#### [Exercise instructions]
Work out how many lines in the entries below contain the string "Signature". Reply with that figure alone.

Document transcript data
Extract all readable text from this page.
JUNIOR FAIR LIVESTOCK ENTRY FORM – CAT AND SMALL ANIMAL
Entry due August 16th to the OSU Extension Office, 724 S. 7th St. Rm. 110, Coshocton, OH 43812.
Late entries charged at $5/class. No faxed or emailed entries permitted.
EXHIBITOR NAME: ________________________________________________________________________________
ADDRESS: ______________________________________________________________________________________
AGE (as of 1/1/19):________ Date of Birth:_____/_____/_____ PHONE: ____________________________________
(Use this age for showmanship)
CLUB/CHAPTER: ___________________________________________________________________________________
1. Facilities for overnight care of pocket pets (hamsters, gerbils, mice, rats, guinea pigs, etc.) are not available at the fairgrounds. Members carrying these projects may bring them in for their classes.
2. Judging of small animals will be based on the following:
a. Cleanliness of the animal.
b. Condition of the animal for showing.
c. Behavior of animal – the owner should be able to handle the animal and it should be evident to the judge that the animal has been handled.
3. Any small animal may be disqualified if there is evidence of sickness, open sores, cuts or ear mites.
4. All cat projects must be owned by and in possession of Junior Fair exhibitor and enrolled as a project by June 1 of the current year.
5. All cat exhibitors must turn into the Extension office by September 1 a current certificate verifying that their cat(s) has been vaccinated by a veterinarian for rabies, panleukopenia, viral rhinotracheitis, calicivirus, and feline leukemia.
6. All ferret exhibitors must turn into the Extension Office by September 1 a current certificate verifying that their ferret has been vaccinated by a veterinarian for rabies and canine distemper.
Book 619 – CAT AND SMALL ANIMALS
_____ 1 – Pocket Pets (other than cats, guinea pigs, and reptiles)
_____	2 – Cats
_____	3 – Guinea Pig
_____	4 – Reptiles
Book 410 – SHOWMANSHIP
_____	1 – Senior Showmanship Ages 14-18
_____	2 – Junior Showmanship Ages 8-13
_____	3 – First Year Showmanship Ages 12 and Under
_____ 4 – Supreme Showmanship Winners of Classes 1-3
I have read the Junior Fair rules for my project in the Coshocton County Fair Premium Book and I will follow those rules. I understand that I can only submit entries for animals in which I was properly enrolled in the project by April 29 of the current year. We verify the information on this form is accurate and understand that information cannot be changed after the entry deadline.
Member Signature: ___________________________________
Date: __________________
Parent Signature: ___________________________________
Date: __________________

#### [Answer to the problem]
2